* WRITTEN TASK: Skip every picture, and output exactly the lines starting at the one with "Read this page and output its text content." and running through the last line of the material below.

[Raw records]
++++++++++++++++++++
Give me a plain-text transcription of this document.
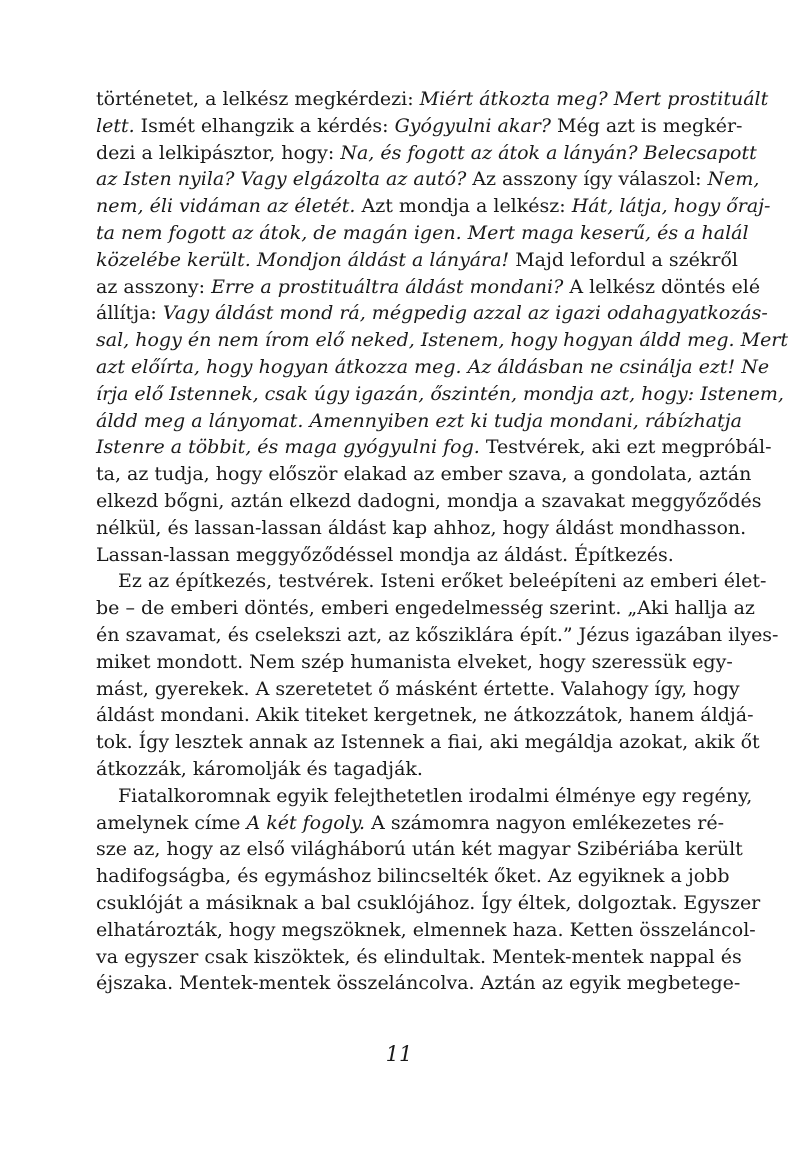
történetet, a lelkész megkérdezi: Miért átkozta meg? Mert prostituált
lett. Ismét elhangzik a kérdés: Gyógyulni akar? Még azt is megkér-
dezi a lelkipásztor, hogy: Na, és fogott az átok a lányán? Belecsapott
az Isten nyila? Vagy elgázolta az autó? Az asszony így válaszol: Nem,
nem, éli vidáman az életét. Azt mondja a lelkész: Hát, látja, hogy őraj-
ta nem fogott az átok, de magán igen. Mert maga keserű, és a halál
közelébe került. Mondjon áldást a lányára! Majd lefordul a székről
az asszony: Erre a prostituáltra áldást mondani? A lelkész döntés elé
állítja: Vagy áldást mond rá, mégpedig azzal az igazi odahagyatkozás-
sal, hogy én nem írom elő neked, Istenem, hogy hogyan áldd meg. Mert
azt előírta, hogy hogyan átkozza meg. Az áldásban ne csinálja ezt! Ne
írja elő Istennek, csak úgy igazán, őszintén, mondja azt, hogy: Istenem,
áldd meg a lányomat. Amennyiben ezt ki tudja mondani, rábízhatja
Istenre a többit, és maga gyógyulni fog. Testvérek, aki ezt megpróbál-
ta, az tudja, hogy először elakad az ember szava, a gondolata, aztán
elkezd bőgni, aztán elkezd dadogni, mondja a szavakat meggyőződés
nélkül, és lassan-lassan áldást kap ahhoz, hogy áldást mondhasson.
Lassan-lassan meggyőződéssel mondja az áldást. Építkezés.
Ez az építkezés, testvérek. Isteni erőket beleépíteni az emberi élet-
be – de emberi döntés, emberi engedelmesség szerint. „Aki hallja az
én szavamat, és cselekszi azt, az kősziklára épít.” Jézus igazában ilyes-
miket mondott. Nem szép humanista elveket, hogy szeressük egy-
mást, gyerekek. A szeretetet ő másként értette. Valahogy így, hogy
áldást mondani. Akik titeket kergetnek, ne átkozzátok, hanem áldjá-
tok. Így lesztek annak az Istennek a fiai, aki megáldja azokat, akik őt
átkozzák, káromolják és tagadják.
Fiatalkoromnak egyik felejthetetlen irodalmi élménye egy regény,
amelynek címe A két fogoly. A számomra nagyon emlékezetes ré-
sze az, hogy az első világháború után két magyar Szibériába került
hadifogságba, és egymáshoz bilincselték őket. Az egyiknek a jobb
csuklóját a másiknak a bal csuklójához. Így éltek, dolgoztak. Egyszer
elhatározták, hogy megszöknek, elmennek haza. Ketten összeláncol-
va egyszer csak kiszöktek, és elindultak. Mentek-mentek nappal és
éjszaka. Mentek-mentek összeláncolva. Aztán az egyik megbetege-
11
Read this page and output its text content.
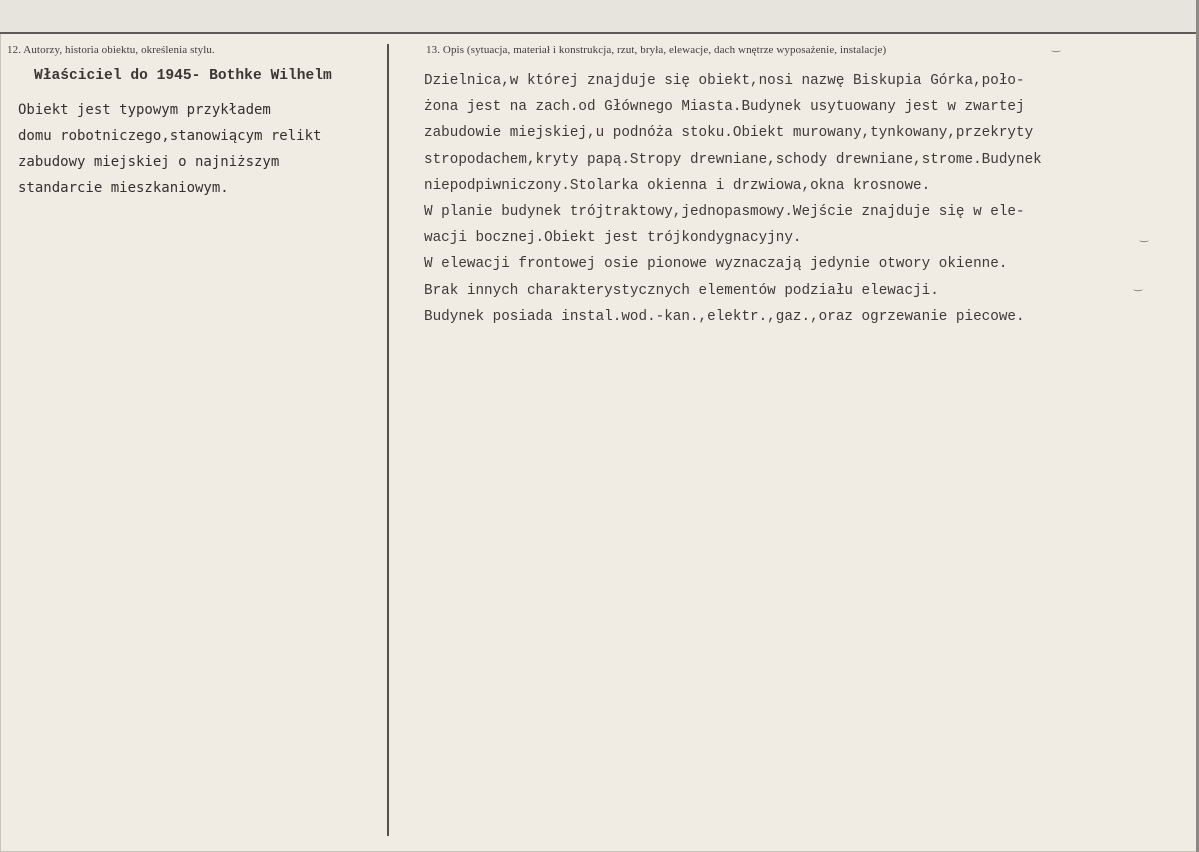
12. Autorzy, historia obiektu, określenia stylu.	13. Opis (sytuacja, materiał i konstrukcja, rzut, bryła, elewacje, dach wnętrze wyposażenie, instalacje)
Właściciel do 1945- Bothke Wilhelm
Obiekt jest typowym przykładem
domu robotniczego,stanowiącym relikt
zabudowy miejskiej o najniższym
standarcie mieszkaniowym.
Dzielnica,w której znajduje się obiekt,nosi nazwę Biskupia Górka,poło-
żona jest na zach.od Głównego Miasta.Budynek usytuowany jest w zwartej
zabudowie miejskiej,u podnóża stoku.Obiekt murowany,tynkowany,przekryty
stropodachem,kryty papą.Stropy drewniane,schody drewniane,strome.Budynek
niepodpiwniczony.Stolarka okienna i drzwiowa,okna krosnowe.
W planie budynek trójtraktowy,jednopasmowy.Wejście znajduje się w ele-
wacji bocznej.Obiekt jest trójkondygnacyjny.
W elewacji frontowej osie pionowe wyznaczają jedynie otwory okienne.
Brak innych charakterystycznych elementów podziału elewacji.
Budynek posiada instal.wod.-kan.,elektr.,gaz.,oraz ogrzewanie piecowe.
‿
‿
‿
++++++++++++++++++++
* ANSWER TO THIS TASK:
Read this page and output its text content.
12. Autorzy, historia obiektu, określenia stylu.	13. Opis (sytuacja, materiał i konstrukcja, rzut, bryła, elewacje, dach wnętrze wyposażenie, instalacje)
Właściciel do 1945- Bothke Wilhelm
Obiekt jest typowym przykładem
domu robotniczego,stanowiącym relikt
zabudowy miejskiej o najniższym
standarcie mieszkaniowym.
Dzielnica,w której znajduje się obiekt,nosi nazwę Biskupia Górka,poło-
żona jest na zach.od Głównego Miasta.Budynek usytuowany jest w zwartej
zabudowie miejskiej,u podnóża stoku.Obiekt murowany,tynkowany,przekryty
stropodachem,kryty papą.Stropy drewniane,schody drewniane,strome.Budynek
niepodpiwniczony.Stolarka okienna i drzwiowa,okna krosnowe.
W planie budynek trójtraktowy,jednopasmowy.Wejście znajduje się w ele-
wacji bocznej.Obiekt jest trójkondygnacyjny.
W elewacji frontowej osie pionowe wyznaczają jedynie otwory okienne.
Brak innych charakterystycznych elementów podziału elewacji.
Budynek posiada instal.wod.-kan.,elektr.,gaz.,oraz ogrzewanie piecowe.
‿
‿
‿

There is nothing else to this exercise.